Directive A: Rewrite the passage of the post on defecting versus auditing merchandise that opens with the words containing "Defect requires a" and closes with "a $300 threshold.", swapping "threshold" for "limit".
Directive B: Pick up the post on defecting versus auditing merchandise after its last sentence and continue it.

Source text:

>> Start

Defect requires a printer, a reason and usually limits you for removing an individual quantity of an item per scan.

Audit requires accepting a large change when it hits a $300 threshold.

Outside of "tagging" a reason for removing that item from the system. Why should I continue to Defect, when Audit is so much easier?
 
When you use defect you're actually accounting for that product when changing the on-hands. You're saying "this product is gone, and here is the reason for it. It was broken on the floor/messed up as a return/etc. I'm getting rid of 1, please update my inventory so my replenishment system can replace it."

When you audit, you're basically saying that "this product is gone, but I have no idea why. It's out and I need to get more instock to sell."

Defect allows you to keep track of damaged/defective merchandise and maybe even get credited back from the vendor or manufacturer if it gets sent back. Things that get audited may as well have grown a pair of legs and walked right out the door!

PLUS, when you defect, you can defect one each at a time. With an audit, you're affecting the total onhand for the whole DPCI, potentially multiple eaches. There is a huge difference between the two.

The simplified version of a long story is this: Your DC sends you a BOL for every truck. This is like a receipt that tells you what you were billed for. You paid them for merch, and they sent you that merch. Whatever they said they sent you got added to your on-hands. Whenever something is sold or defected, it comes out of your on-hands and is tracked in our system. When something is just put in the trash, stolen, processed out incorrectly, lost, mis-picked, etc it is not actually removed from your on-hands. The system can't keep track of those situations, which means that certain merchandise will not get ordered. This is where we audit to fix the count, which will trigger replenishment. When you do your annual inventory, they count everything that you SHOULD physically have (based on what you were billed for) vs what you ACTUALLY have, determined by the team physically counting everything. Whatever you are missing is called shrink, which tells you how much money you lost in inventory. Any time you do something incorrectly here, you are directly contributing to shrink in your building.

TL;DR: In this situation, the easy way is NOT the correct way.
 
When you use defect you're actually accounting for that product when changing the on-hands. You're saying "this product is gone, and here is the reason for it. It was broken on the floor/messed up as a return/etc. I'm getting rid of 1, please update my inventory so my replenishment system can replace it."

When you audit, you're basically saying that "this product is gone, but I have no idea why. It's out and I need to get more instock to sell."

Defect allows you to keep track of damaged/defective merchandise and maybe even get credited back from the vendor or manufacturer if it gets sent back. Things that get audited may as well have grown a pair of legs and walked right out the door!

>> End

Extracted information:
>> Start

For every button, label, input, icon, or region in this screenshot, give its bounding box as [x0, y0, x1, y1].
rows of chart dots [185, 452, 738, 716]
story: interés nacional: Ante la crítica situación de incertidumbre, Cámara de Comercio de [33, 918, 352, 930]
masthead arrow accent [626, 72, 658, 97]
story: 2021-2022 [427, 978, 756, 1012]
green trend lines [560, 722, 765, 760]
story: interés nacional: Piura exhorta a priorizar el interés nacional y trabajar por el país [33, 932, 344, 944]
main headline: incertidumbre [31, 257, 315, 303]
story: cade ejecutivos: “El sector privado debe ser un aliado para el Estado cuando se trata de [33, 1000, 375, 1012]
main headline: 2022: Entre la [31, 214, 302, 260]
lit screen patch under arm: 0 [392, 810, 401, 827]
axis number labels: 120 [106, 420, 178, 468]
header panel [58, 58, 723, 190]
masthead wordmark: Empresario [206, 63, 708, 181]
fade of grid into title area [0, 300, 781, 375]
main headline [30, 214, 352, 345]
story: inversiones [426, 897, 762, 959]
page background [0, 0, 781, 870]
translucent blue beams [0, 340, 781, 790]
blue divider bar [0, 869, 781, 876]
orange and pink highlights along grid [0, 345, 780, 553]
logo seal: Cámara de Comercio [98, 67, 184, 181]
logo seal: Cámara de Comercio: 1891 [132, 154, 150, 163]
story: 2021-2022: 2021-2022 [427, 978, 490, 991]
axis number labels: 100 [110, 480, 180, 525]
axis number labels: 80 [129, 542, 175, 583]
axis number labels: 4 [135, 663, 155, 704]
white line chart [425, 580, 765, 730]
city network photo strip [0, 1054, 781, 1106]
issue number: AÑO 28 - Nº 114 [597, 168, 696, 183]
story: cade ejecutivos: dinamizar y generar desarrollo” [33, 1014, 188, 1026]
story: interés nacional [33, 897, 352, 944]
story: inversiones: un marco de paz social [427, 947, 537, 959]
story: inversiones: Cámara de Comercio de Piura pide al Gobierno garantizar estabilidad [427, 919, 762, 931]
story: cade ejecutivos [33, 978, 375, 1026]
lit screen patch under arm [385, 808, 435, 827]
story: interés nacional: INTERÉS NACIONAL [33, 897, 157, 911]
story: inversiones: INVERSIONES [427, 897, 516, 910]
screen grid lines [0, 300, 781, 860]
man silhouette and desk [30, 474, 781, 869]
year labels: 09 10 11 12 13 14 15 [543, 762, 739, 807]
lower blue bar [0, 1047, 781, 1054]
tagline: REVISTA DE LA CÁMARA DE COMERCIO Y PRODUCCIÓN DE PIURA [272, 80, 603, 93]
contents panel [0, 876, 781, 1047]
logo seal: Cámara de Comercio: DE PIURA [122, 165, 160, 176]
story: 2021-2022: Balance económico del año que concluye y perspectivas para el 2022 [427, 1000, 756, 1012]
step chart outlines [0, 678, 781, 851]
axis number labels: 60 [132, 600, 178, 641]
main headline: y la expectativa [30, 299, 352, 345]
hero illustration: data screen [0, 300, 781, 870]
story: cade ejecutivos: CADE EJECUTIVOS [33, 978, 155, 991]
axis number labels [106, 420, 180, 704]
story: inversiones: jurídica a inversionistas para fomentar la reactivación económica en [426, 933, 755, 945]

>> End

Output A:
Defect requires a printer, a reason and usually limits you for removing an individual quantity of an item per scan.

Audit requires accepting a large change when it hits a $300 limit.

Output B:
PLUS, when you defect, you can defect one each at a time. With an audit, you're affecting the total onhand for the whole DPCI, potentially multiple eaches. There is a huge difference between the two.

The simplified version of a long story is this: Your DC sends you a BOL for every truck. This is like a receipt that tells you what you were billed for. You paid them for merch, and they sent you that merch. Whatever they said they sent you got added to your on-hands. Whenever something is sold or defected, it comes out of your on-hands and is tracked in our system. When something is just put in the trash, stolen, processed out incorrectly, lost, mis-picked, etc it is not actually removed from your on-hands. The system can't keep track of those situations, which means that certain merchandise will not get ordered. This is where we audit to fix the count, which will trigger replenishment. When you do your annual inventory, they count everything that you SHOULD physically have (based on what you were billed for) vs what you ACTUALLY have, determined by the team physically counting everything. Whatever you are missing is called shrink, which tells you how much money you lost in inventory. Any time you do something incorrectly here, you are directly contributing to shrink in your building.

TL;DR: In this situation, the easy way is NOT the correct way.

Let me paint a picture where the defect tool is woefully hilarious when it comes to defecting large quantities.

I had recently reset the baby formula pog. I found 24 cans of out-of-date formula. All the same item.

I tried defecting through the app. It required a printer obviously. So I grabbed one. Then I required a reason. It asked if I was going to salvage or donate. Donate. After the first scan, the initial requirements of where and why were locked in. But I had to continue selecting what I wanted to do (donate).

24 times. It was the entire lot of what we had on hand.

If I went with Audit, I could have easily changed the quantity (even if it wasn't to zero everything out). I wouldn't have needed to get a printer or slog through picking the same reason 24 times.

From a user standpoint. Audit is easy. It's not right, but it gets the same end result; a quantity on-hands change and even a request to replenish. And it does it in a fraction of the time.

The defect tool needs revamped. Simplified.
 
Let me paint a picture where the defect tool is woefully hilarious when it comes to defecting large quantities.

I had recently reset the baby formula pog. I found 24 cans of out-of-date formula. All the same item.

I tried defecting through the app. It required a printer obviously. So I grabbed one. Then I required a reason. It asked if I was going to salvage or donate. Donate. After the first scan, the initial requirements of where and why were locked in. But I had to continue selecting what I wanted to do (donate).

24 times. It was the entire lot of what we had on hand.

If I went with Audit, I could have easily changed the quantity (even if it wasn't to zero everything out). I wouldn't have needed to get a printer or slog through picking the same reason 24 times.
Seems shady, and lazy TBH
 
Let me paint a picture where the defect tool is woefully hilarious when it comes to defecting large quantities.

I had recently reset the baby formula pog. I found 24 cans of out-of-date formula. All the same item.

I tried defecting through the app. It required a printer obviously. So I grabbed one. Then I required a reason. It asked if I was going to salvage or donate. Donate. After the first scan, the initial requirements of where and why were locked in. But I had to continue selecting what I wanted to do (donate).

24 times. It was the entire lot of what we had on hand.

If I went with Audit, I could have easily changed the quantity (even if it wasn't to zero everything out). I wouldn't have needed to get a printer or slog through picking the same reason 24 times.

From a user standpoint. Audit is easy. It's not right, but it gets the same end result; a quantity on-hands change and even a request to replenish. And it does it in a fraction of the time.

The defect tool needs revamped. Simplified.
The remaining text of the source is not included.